STORED RECORDS:
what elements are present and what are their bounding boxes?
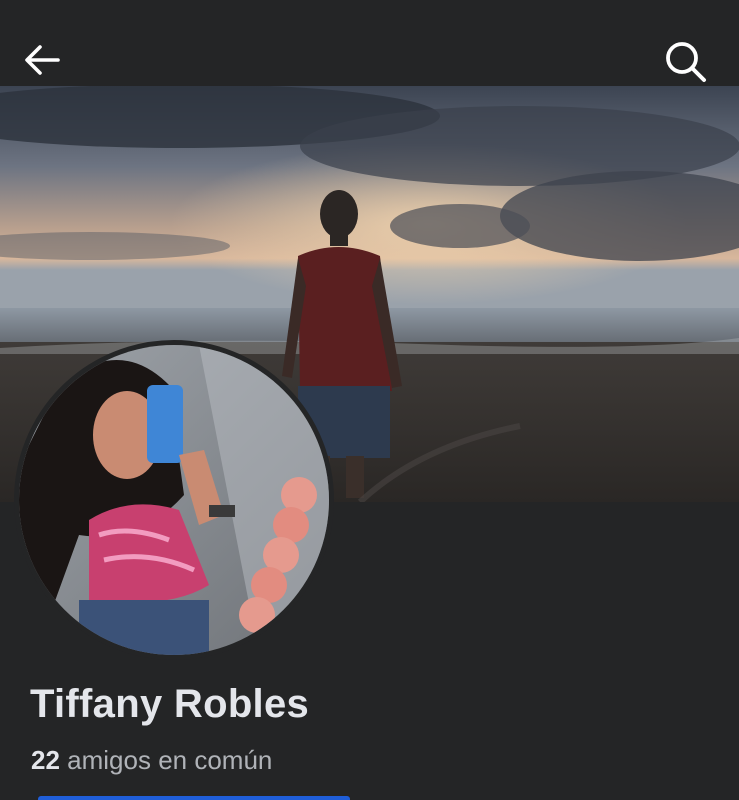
mutual-friends-count: 22 bbox=[31, 745, 60, 775]
search-button[interactable] bbox=[660, 36, 712, 88]
profile-screen: Tiffany Robles 22 amigos en común bbox=[0, 0, 739, 800]
profile-name: Tiffany Robles bbox=[30, 682, 310, 726]
top-bar bbox=[0, 0, 739, 86]
profile-picture-image bbox=[19, 345, 329, 655]
back-button[interactable] bbox=[18, 36, 66, 84]
mutual-friends-label: amigos en común bbox=[67, 745, 273, 775]
mutual-friends-link[interactable]: 22 amigos en común bbox=[31, 745, 272, 776]
primary-action-button[interactable] bbox=[38, 796, 350, 800]
profile-picture[interactable] bbox=[14, 340, 334, 660]
arrow-left-icon bbox=[25, 45, 60, 75]
search-icon bbox=[666, 42, 706, 82]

THE EXERCISE:
Could you copy out every line of the records above word for word, leaving out the picture?

ANSWER TO THE EXERCISE:
what elements are present and what are their bounding boxes?
mutual-friends-count: 22 bbox=[31, 745, 60, 775]
search-button[interactable] bbox=[660, 36, 712, 88]
profile-screen: Tiffany Robles 22 amigos en común bbox=[0, 0, 739, 800]
profile-name: Tiffany Robles bbox=[30, 682, 310, 726]
top-bar bbox=[0, 0, 739, 86]
profile-picture-image bbox=[19, 345, 329, 655]
back-button[interactable] bbox=[18, 36, 66, 84]
mutual-friends-label: amigos en común bbox=[67, 745, 273, 775]
mutual-friends-link[interactable]: 22 amigos en común bbox=[31, 745, 272, 776]
primary-action-button[interactable] bbox=[38, 796, 350, 800]
profile-picture[interactable] bbox=[14, 340, 334, 660]
arrow-left-icon bbox=[25, 45, 60, 75]
search-icon bbox=[666, 42, 706, 82]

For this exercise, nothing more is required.